** Dataset records **
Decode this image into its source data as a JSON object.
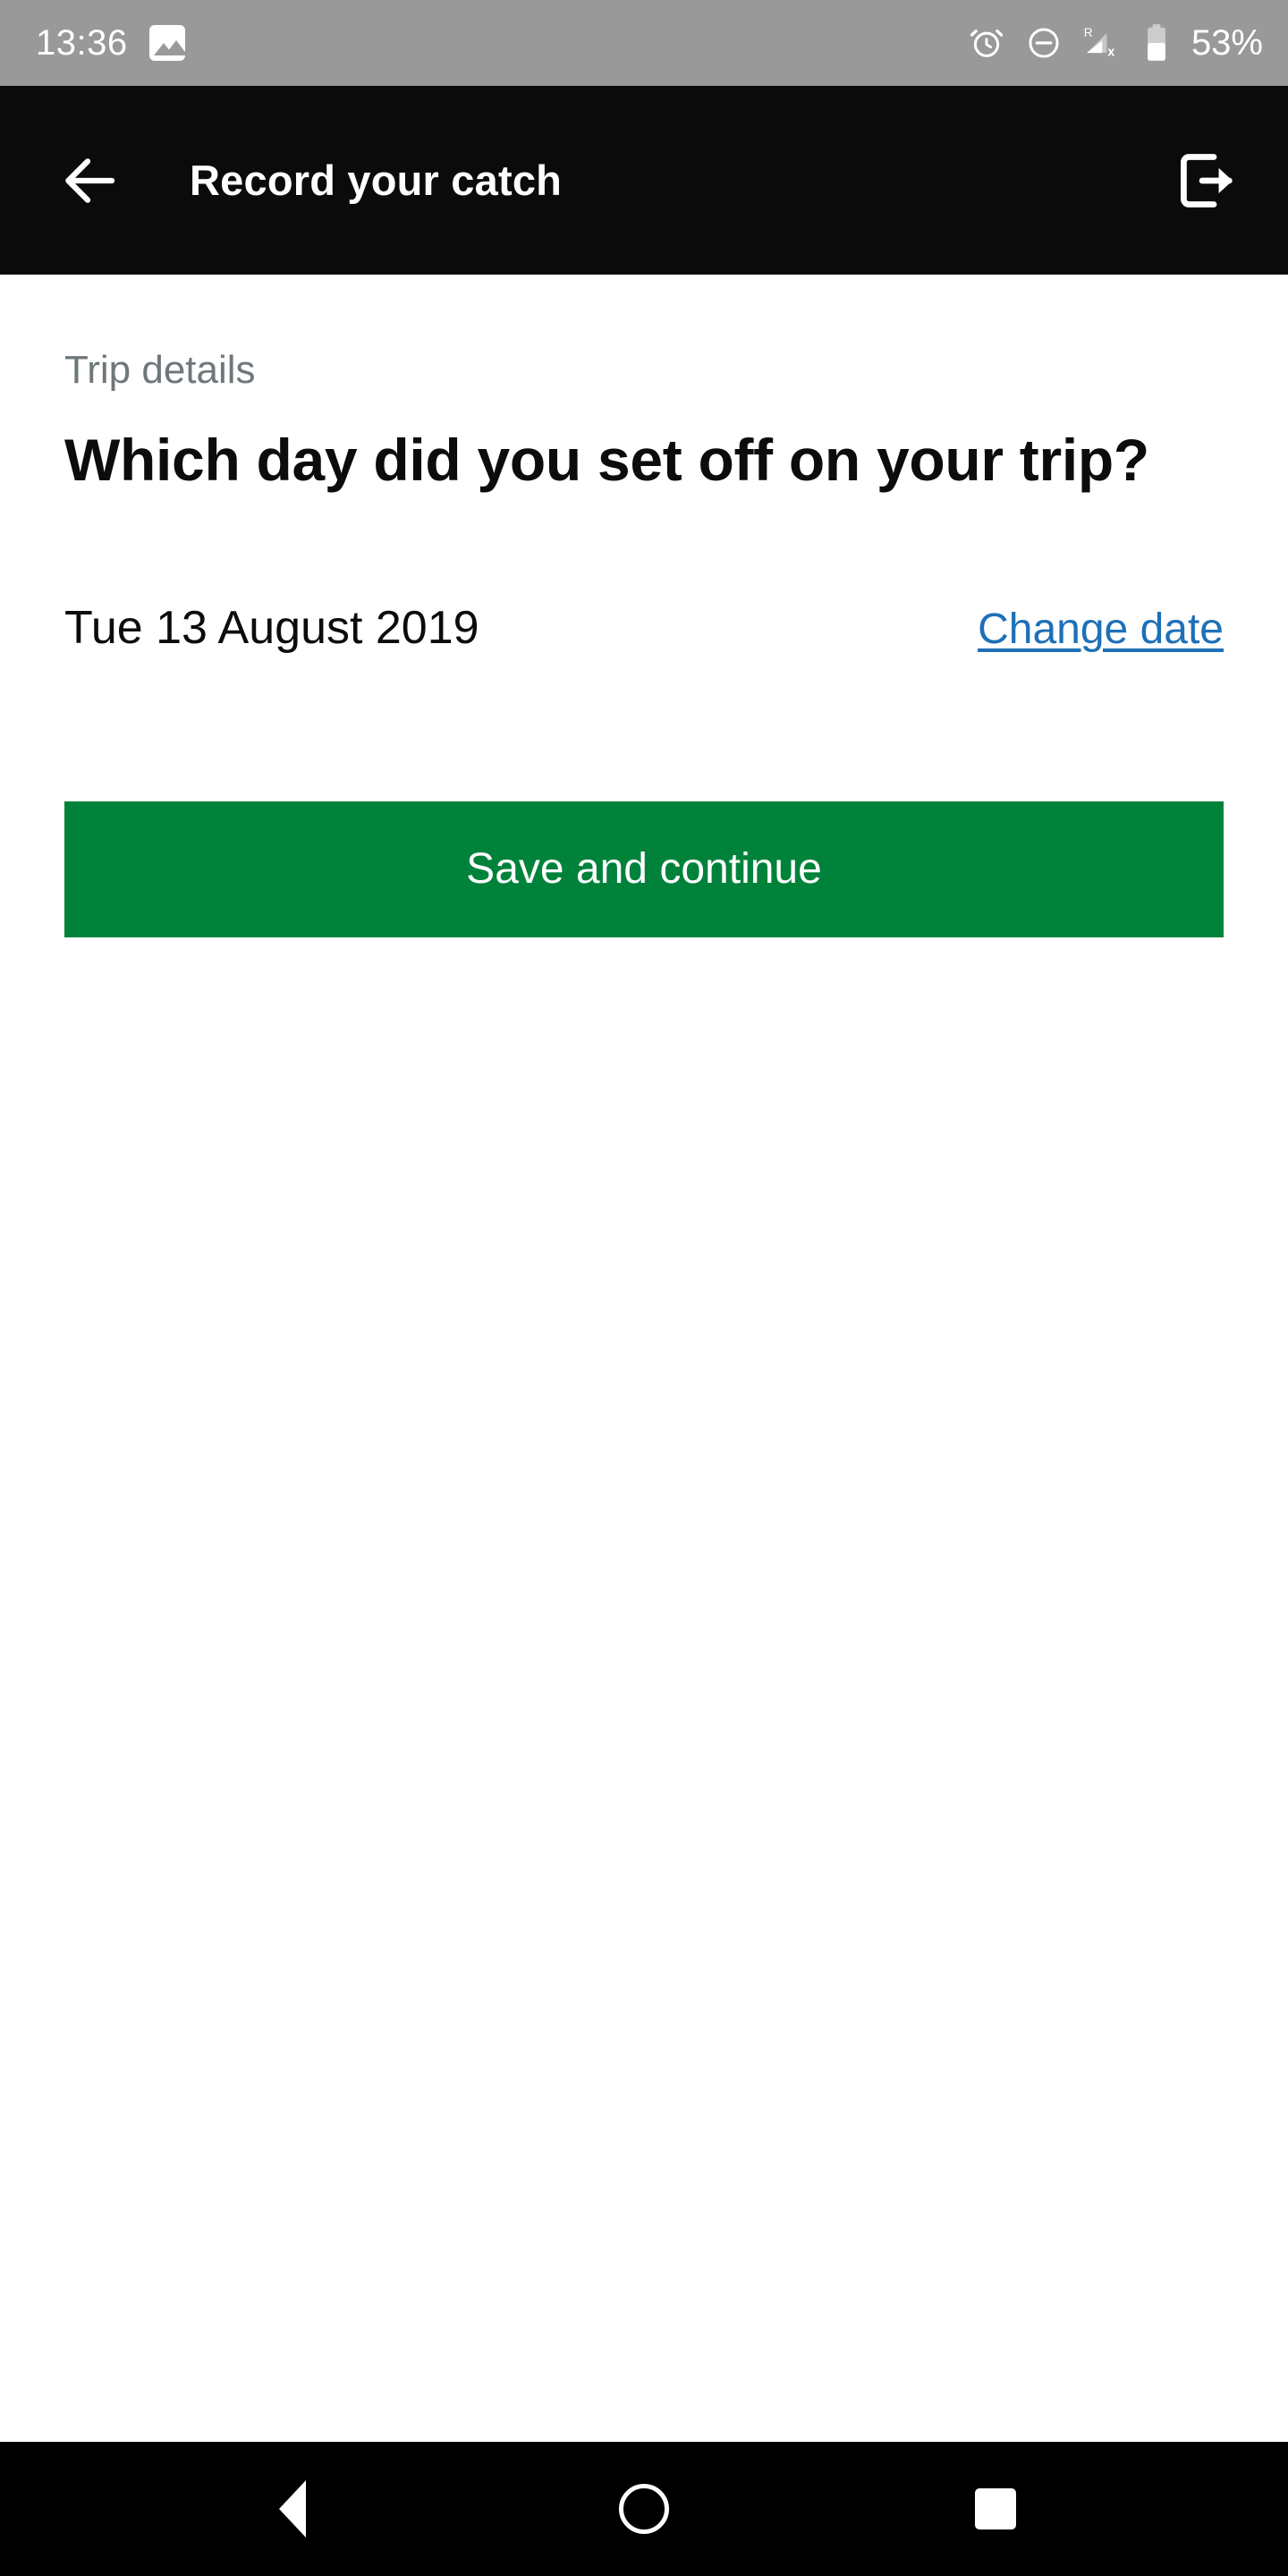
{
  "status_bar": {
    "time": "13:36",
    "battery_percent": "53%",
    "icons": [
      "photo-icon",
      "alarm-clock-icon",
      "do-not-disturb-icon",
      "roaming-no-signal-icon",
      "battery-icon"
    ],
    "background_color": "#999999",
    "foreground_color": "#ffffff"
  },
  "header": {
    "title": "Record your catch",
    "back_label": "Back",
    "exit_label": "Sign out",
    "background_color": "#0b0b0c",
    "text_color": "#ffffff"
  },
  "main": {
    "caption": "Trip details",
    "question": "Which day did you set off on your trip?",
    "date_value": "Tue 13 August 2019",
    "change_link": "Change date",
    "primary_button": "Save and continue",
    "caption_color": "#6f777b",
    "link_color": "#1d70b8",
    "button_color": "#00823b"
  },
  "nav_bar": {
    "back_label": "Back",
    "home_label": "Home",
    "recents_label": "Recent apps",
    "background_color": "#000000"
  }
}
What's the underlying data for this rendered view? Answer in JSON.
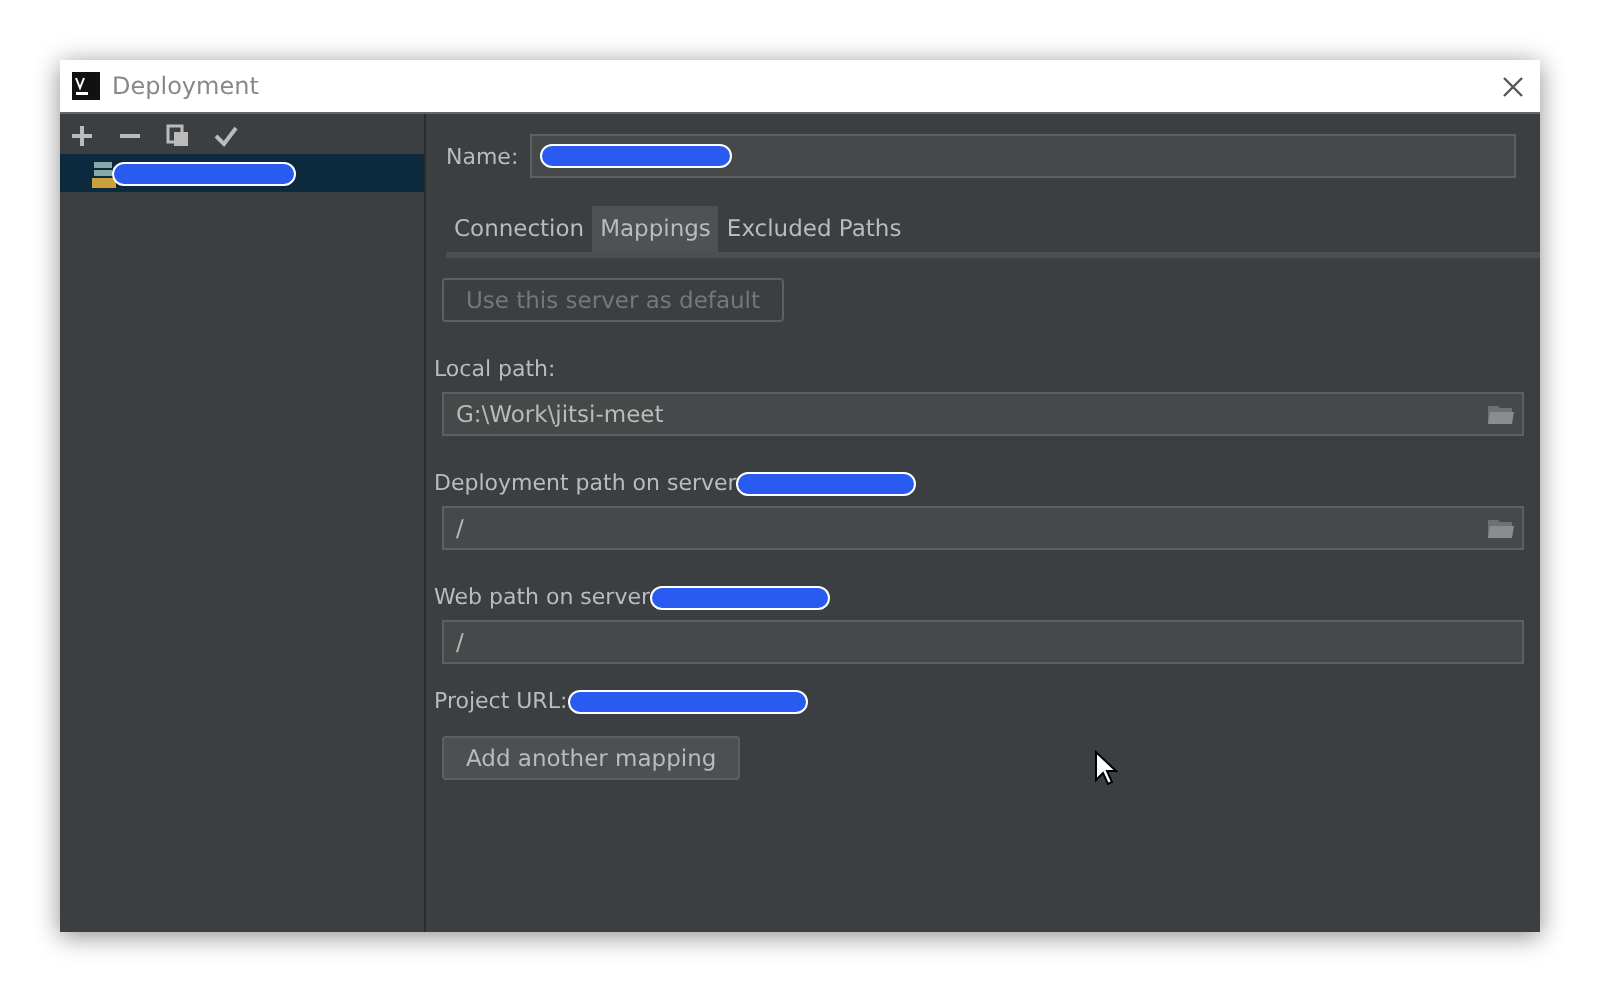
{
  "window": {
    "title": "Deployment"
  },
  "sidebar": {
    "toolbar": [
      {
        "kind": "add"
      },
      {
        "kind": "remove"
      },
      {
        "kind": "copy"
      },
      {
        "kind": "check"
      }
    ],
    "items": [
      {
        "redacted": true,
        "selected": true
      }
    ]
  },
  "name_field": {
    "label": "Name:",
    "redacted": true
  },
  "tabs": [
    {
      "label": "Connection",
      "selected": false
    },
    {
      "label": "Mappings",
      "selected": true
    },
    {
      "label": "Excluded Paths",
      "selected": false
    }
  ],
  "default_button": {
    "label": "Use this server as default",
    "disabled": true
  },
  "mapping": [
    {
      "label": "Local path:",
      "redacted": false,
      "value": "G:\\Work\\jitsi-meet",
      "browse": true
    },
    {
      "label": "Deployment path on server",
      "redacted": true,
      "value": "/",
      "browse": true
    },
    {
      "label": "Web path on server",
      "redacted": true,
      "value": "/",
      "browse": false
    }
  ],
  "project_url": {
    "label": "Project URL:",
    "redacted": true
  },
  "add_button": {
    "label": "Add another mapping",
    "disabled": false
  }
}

** Exercise description **
Tally up the lines of the listing containing the word "your". Give only the total.

** Answer for the task **
2